◆ GOAL OF THE EXERCISE:
Return the data exactly, with all pictures removed.

◆ DATASET ROWS:
=======
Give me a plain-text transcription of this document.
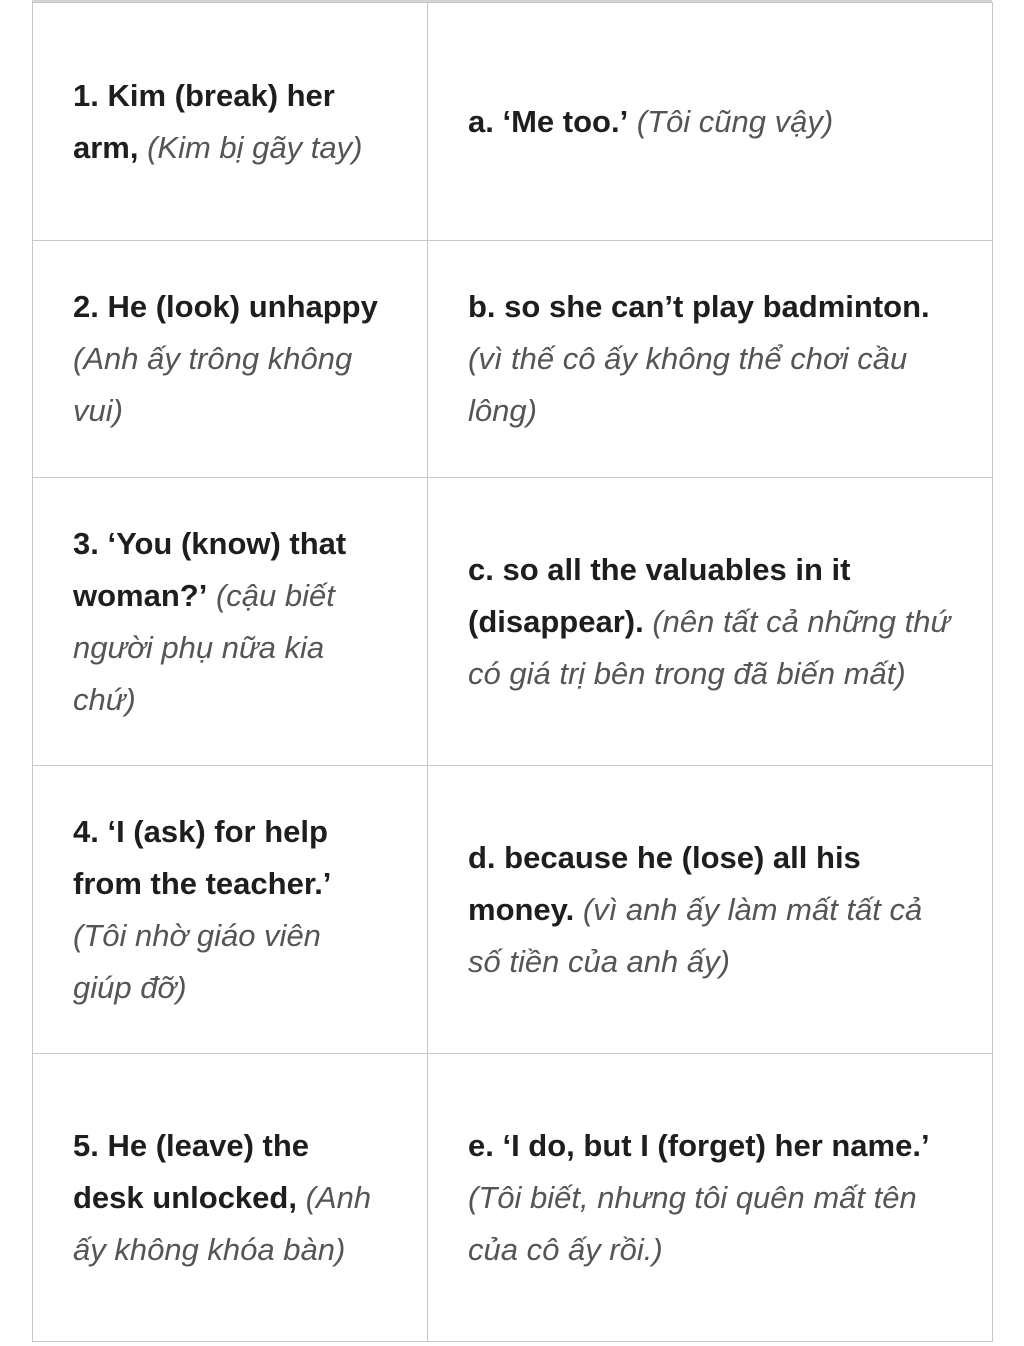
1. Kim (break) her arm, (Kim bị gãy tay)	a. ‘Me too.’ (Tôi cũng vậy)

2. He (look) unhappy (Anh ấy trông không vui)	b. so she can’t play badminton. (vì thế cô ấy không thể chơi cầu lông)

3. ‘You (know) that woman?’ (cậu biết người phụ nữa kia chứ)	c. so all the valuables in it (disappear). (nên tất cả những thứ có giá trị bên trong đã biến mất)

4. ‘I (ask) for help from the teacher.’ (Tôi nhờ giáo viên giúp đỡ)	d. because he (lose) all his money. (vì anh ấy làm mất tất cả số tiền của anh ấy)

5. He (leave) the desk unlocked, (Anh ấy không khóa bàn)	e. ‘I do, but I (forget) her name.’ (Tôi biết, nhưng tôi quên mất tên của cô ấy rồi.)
=======
◆ THE COMPLETED TASK:
Give me a plain-text transcription of this document.
1. Kim (break) her arm, (Kim bị gãy tay)	a. ‘Me too.’ (Tôi cũng vậy)

2. He (look) unhappy (Anh ấy trông không vui)	b. so she can’t play badminton. (vì thế cô ấy không thể chơi cầu lông)

3. ‘You (know) that woman?’ (cậu biết người phụ nữa kia chứ)	c. so all the valuables in it (disappear). (nên tất cả những thứ có giá trị bên trong đã biến mất)

4. ‘I (ask) for help from the teacher.’ (Tôi nhờ giáo viên giúp đỡ)	d. because he (lose) all his money. (vì anh ấy làm mất tất cả số tiền của anh ấy)

5. He (leave) the desk unlocked, (Anh ấy không khóa bàn)	e. ‘I do, but I (forget) her name.’ (Tôi biết, nhưng tôi quên mất tên của cô ấy rồi.)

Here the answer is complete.